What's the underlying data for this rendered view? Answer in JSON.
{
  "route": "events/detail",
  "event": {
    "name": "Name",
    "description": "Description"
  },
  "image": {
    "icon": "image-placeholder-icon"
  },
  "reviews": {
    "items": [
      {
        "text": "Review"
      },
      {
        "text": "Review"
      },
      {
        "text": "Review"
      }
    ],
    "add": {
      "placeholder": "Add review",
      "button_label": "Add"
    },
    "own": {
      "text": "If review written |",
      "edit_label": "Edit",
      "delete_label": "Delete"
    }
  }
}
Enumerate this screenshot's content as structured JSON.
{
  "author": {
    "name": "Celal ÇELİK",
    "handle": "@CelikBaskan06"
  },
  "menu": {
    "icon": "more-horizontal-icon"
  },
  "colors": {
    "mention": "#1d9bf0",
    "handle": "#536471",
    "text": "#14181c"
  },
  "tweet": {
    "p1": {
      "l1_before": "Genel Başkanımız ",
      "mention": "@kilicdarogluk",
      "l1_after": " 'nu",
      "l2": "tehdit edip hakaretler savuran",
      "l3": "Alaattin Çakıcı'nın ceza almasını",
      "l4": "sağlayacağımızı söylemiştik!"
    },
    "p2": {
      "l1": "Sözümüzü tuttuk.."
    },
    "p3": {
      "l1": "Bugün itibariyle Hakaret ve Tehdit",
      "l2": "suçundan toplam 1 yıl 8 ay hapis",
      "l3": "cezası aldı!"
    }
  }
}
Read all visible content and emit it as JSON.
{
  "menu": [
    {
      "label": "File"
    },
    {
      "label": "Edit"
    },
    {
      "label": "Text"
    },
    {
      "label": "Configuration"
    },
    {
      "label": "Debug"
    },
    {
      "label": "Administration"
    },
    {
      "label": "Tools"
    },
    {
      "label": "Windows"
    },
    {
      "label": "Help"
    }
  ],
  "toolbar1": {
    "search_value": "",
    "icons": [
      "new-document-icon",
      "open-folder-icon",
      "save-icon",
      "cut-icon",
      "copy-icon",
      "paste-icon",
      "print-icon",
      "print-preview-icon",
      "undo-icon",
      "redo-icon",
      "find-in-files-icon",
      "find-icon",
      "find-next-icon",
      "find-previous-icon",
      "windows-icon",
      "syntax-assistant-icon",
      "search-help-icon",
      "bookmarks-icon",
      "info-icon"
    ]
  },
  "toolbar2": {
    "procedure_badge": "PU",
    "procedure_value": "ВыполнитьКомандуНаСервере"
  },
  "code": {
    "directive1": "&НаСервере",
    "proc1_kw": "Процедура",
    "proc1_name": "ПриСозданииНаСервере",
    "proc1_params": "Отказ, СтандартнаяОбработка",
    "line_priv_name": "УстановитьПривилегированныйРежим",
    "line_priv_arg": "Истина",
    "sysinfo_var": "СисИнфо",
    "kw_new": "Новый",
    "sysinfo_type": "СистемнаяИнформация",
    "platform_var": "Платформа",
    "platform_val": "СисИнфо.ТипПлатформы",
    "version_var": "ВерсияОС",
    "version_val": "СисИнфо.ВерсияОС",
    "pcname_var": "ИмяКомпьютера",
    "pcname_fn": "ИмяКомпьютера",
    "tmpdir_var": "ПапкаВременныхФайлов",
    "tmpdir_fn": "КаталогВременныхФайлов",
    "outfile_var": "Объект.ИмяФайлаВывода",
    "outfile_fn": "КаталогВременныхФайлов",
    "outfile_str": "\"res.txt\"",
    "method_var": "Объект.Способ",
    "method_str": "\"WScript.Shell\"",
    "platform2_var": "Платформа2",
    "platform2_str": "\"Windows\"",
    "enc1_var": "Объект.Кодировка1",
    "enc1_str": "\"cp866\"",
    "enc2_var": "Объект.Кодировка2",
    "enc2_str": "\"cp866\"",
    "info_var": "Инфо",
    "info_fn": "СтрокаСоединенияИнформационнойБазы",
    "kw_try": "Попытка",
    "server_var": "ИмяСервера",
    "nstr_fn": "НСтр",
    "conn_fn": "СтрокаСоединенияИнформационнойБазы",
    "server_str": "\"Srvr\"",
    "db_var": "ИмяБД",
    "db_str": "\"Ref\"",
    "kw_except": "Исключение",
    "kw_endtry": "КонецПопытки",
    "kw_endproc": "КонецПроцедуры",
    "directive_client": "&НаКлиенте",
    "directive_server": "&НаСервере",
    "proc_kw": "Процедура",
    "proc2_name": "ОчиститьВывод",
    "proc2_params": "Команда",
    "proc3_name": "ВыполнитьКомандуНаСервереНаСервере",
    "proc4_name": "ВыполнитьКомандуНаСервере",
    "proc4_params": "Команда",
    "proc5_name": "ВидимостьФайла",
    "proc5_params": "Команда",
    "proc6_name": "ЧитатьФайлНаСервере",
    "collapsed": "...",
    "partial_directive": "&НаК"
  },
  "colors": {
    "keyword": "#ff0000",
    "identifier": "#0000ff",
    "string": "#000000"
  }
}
··········
=== Work instructions ===
Using the records above, copy each line that contains "JSON".

=== Written response ===
What's the underlying data for this rendered view? Answer in JSON.
Enumerate this screenshot's content as structured JSON.
Read all visible content and emit it as JSON.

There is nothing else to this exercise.